◆ What the task asks
Write the records below out again exactly as given, with no images.

[Dataset items]
● ● ● ●
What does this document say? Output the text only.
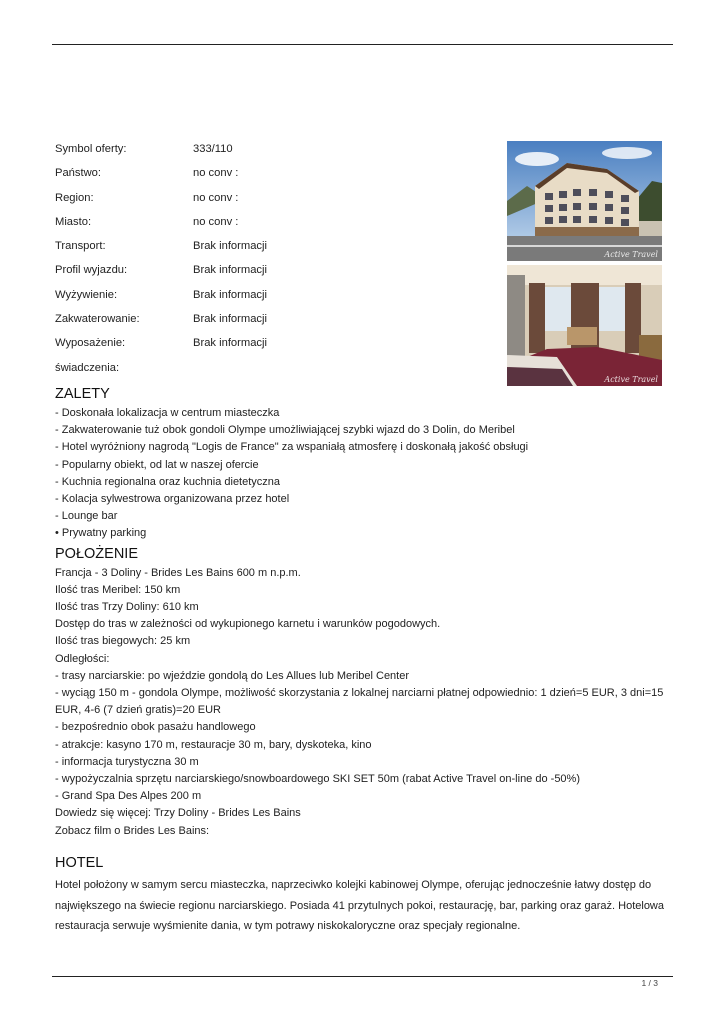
Symbol oferty:	333/110
Państwo:	no conv :
Region:	no conv :
Miasto:	no conv :
Transport:	Brak informacji
Profil wyjazdu:	Brak informacji
Wyżywienie:	Brak informacji
Zakwaterowanie:	Brak informacji
Wyposażenie:	Brak informacji
świadczenia:
Active Travel
Active Travel
ZALETY
- Doskonała lokalizacja w centrum miasteczka
- Zakwaterowanie tuż obok gondoli Olympe umożliwiającej szybki wjazd do 3 Dolin, do Meribel
- Hotel wyróżniony nagrodą "Logis de France" za wspaniałą atmosferę i doskonałą jakość obsługi
- Popularny obiekt, od lat w naszej ofercie
- Kuchnia regionalna oraz kuchnia dietetyczna
- Kolacja sylwestrowa organizowana przez hotel
- Lounge bar
• Prywatny parking
POŁOŻENIE
Francja - 3 Doliny - Brides Les Bains 600 m n.p.m.
Ilość tras Meribel: 150 km
Ilość tras Trzy Doliny: 610 km
Dostęp do tras w zależności od wykupionego karnetu i warunków pogodowych.
Ilość tras biegowych: 25 km
Odległości:
- trasy narciarskie: po wjeździe gondolą do Les Allues lub Meribel Center
- wyciąg 150 m - gondola Olympe, możliwość skorzystania z lokalnej narciarni płatnej odpowiednio: 1 dzień=5 EUR, 3 dni=15
EUR, 4-6 (7 dzień gratis)=20 EUR
- bezpośrednio obok pasażu handlowego
- atrakcje: kasyno 170 m, restauracje 30 m, bary, dyskoteka, kino
- informacja turystyczna 30 m
- wypożyczalnia sprzętu narciarskiego/snowboardowego SKI SET 50m (rabat Active Travel on-line do -50%)
- Grand Spa Des Alpes 200 m
Dowiedz się więcej: Trzy Doliny - Brides Les Bains
Zobacz film o Brides Les Bains:
HOTEL
Hotel położony w samym sercu miasteczka, naprzeciwko kolejki kabinowej Olympe, oferując jednocześnie łatwy dostęp do
największego na świecie regionu narciarskiego. Posiada 41 przytulnych pokoi, restaurację, bar, parking oraz garaż. Hotelowa
restauracja serwuje wyśmienite dania, w tym potrawy niskokaloryczne oraz specjały regionalne.
1 / 3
● ● ● ●
◆ Output below
What does this document say? Output the text only.
Symbol oferty:	333/110
Państwo:	no conv :
Region:	no conv :
Miasto:	no conv :
Transport:	Brak informacji
Profil wyjazdu:	Brak informacji
Wyżywienie:	Brak informacji
Zakwaterowanie:	Brak informacji
Wyposażenie:	Brak informacji
świadczenia:
Active Travel
Active Travel
ZALETY
- Doskonała lokalizacja w centrum miasteczka
- Zakwaterowanie tuż obok gondoli Olympe umożliwiającej szybki wjazd do 3 Dolin, do Meribel
- Hotel wyróżniony nagrodą "Logis de France" za wspaniałą atmosferę i doskonałą jakość obsługi
- Popularny obiekt, od lat w naszej ofercie
- Kuchnia regionalna oraz kuchnia dietetyczna
- Kolacja sylwestrowa organizowana przez hotel
- Lounge bar
• Prywatny parking
POŁOŻENIE
Francja - 3 Doliny - Brides Les Bains 600 m n.p.m.
Ilość tras Meribel: 150 km
Ilość tras Trzy Doliny: 610 km
Dostęp do tras w zależności od wykupionego karnetu i warunków pogodowych.
Ilość tras biegowych: 25 km
Odległości:
- trasy narciarskie: po wjeździe gondolą do Les Allues lub Meribel Center
- wyciąg 150 m - gondola Olympe, możliwość skorzystania z lokalnej narciarni płatnej odpowiednio: 1 dzień=5 EUR, 3 dni=15
EUR, 4-6 (7 dzień gratis)=20 EUR
- bezpośrednio obok pasażu handlowego
- atrakcje: kasyno 170 m, restauracje 30 m, bary, dyskoteka, kino
- informacja turystyczna 30 m
- wypożyczalnia sprzętu narciarskiego/snowboardowego SKI SET 50m (rabat Active Travel on-line do -50%)
- Grand Spa Des Alpes 200 m
Dowiedz się więcej: Trzy Doliny - Brides Les Bains
Zobacz film o Brides Les Bains:
HOTEL
Hotel położony w samym sercu miasteczka, naprzeciwko kolejki kabinowej Olympe, oferując jednocześnie łatwy dostęp do
największego na świecie regionu narciarskiego. Posiada 41 przytulnych pokoi, restaurację, bar, parking oraz garaż. Hotelowa
restauracja serwuje wyśmienite dania, w tym potrawy niskokaloryczne oraz specjały regionalne.
1 / 3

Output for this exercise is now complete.